Objective:
Copy all lines holding the word "Total" from the entries.
:::::
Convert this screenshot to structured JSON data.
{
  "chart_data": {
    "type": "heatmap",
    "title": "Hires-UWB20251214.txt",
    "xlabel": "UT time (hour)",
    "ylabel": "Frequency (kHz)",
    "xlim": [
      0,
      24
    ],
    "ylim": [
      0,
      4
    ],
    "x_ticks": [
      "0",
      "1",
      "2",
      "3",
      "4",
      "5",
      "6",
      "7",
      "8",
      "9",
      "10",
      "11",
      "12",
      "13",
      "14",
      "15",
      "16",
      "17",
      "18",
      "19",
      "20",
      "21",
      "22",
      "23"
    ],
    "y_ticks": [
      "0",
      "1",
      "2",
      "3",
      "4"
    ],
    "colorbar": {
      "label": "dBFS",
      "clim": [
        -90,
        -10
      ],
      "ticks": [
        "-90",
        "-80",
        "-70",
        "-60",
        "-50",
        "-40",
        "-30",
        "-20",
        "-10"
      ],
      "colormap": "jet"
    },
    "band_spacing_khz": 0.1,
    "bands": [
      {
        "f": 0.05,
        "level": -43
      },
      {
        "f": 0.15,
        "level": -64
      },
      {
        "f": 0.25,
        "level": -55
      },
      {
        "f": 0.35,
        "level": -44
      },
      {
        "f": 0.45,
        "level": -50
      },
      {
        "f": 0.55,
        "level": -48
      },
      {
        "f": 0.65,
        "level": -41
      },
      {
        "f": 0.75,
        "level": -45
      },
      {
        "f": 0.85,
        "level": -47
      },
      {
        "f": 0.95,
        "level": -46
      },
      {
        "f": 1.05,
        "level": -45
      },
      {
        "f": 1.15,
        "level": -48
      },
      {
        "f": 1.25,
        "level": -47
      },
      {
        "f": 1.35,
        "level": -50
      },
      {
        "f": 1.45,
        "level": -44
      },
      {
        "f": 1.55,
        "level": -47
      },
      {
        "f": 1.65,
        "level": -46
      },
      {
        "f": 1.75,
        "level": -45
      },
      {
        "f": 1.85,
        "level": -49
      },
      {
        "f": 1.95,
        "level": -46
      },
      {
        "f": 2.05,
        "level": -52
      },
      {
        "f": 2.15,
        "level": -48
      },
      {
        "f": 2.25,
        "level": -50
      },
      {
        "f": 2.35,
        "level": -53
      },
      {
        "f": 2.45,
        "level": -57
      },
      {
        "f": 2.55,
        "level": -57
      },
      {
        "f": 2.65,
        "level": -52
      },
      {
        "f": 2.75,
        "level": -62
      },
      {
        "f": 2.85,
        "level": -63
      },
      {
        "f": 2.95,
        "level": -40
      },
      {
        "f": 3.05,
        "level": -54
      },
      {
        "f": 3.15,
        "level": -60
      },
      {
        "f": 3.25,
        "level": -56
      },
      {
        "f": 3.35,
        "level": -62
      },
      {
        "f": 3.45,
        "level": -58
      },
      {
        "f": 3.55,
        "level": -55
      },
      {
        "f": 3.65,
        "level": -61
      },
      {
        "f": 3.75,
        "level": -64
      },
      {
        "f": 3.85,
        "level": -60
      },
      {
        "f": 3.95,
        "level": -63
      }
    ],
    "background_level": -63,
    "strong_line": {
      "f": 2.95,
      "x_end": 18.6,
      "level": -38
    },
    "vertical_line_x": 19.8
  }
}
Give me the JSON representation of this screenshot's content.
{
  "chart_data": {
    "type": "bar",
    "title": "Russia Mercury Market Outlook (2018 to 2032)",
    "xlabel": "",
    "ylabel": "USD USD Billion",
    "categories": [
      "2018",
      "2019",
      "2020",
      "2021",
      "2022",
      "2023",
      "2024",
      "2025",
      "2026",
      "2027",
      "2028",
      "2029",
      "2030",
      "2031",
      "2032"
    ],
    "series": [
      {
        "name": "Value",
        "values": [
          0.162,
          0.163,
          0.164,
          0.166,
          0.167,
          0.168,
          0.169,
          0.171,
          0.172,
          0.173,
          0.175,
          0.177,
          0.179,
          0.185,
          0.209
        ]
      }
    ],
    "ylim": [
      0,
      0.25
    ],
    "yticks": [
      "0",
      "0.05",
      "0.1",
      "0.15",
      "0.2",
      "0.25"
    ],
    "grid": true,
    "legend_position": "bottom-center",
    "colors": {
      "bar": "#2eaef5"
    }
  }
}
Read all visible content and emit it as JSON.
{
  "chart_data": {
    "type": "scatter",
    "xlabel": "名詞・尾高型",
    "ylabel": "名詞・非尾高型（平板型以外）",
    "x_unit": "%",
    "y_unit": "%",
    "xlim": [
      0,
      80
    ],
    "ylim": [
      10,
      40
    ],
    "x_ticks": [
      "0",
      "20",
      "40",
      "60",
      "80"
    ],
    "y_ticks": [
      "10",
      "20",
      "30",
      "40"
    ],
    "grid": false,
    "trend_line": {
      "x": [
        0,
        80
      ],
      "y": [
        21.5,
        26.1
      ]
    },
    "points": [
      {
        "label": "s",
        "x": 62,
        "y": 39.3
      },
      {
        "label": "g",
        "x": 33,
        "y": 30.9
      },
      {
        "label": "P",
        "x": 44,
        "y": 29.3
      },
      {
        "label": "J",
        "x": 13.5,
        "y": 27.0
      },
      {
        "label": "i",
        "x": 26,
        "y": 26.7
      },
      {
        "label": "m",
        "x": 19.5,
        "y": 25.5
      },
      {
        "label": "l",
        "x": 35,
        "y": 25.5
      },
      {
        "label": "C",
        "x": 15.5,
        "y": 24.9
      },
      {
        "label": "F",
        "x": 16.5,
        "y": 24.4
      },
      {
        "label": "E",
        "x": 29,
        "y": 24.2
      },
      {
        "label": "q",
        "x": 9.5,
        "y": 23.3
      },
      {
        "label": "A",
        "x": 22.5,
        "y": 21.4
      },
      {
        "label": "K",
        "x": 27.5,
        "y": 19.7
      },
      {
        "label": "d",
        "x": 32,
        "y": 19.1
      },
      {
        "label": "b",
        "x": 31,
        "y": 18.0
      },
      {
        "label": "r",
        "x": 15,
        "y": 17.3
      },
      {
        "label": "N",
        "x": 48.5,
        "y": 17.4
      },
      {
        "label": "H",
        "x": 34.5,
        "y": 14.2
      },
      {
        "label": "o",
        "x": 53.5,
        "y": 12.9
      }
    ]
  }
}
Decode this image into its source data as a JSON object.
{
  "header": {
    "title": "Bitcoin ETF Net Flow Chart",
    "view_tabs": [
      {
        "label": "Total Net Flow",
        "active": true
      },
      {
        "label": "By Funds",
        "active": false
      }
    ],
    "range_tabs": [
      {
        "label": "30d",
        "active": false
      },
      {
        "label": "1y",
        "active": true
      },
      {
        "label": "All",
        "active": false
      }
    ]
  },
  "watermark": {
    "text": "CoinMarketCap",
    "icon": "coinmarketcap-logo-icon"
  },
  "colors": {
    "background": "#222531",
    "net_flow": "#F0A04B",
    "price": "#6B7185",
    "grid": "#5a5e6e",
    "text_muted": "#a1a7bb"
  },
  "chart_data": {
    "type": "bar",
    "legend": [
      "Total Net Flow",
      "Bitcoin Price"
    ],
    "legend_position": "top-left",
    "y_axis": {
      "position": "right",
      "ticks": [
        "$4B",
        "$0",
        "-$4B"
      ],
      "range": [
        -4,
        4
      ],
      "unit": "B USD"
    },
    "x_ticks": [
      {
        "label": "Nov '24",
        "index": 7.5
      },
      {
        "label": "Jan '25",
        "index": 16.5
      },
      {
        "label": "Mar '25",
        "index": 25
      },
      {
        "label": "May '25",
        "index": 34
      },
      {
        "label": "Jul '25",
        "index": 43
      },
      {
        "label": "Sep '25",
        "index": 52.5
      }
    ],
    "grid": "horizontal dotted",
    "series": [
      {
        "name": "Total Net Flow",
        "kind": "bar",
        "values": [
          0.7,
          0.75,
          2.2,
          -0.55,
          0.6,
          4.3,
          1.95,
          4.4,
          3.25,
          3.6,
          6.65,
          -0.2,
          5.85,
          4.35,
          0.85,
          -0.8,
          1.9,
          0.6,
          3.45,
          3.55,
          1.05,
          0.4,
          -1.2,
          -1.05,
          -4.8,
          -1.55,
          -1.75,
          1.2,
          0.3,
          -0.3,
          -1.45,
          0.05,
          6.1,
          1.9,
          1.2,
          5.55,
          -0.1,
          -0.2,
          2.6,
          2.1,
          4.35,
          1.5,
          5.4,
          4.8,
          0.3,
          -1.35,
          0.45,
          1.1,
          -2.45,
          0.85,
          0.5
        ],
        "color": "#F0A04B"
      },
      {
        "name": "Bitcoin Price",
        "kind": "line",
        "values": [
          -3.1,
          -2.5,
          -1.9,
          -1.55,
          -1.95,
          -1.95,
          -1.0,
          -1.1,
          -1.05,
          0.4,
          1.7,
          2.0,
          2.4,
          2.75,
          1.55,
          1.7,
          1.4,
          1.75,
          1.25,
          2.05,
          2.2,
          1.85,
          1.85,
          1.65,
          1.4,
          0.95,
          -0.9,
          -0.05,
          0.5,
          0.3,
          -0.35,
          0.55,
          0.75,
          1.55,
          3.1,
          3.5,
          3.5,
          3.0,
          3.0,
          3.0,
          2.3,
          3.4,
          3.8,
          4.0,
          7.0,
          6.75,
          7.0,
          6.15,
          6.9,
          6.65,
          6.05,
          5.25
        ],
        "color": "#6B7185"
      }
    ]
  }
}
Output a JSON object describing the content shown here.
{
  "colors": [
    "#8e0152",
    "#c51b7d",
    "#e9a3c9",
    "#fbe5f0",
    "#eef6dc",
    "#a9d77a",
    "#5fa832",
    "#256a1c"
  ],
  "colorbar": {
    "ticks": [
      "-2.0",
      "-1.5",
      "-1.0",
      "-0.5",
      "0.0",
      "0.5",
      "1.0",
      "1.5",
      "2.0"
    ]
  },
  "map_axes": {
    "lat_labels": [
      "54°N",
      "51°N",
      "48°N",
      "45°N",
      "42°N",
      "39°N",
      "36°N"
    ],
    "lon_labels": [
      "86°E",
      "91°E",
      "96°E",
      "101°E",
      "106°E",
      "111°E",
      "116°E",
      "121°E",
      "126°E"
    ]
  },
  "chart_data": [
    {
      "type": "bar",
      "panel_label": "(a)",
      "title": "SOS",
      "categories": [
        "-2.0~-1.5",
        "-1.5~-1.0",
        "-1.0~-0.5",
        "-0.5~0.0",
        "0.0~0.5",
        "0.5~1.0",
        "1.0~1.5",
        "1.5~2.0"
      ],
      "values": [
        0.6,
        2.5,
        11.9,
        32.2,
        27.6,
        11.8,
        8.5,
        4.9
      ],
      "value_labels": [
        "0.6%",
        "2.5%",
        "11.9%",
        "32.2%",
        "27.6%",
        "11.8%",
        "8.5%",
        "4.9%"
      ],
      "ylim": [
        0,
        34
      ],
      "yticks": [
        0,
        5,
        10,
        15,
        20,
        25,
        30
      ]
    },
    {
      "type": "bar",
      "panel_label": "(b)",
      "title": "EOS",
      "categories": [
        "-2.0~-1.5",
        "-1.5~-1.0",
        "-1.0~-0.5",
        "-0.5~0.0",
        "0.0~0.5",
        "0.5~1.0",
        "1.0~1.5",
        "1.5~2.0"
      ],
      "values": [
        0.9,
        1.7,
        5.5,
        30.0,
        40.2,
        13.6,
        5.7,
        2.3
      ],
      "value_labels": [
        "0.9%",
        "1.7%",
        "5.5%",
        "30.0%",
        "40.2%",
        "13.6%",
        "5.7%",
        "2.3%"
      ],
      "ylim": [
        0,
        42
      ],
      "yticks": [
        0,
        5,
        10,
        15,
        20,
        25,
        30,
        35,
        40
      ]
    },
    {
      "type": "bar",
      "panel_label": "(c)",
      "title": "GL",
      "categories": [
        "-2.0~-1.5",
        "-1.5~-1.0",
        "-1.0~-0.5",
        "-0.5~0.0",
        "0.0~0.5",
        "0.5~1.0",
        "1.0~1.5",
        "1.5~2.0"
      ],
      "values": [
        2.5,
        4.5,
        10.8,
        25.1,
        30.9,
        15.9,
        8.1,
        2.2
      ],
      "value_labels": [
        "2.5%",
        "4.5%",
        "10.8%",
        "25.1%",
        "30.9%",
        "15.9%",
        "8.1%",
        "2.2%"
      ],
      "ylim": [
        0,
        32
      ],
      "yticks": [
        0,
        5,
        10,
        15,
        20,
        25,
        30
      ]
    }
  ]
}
:::::
Full answer:
        "label": "Total Net Flow",
      "Total Net Flow",
        "name": "Total Net Flow",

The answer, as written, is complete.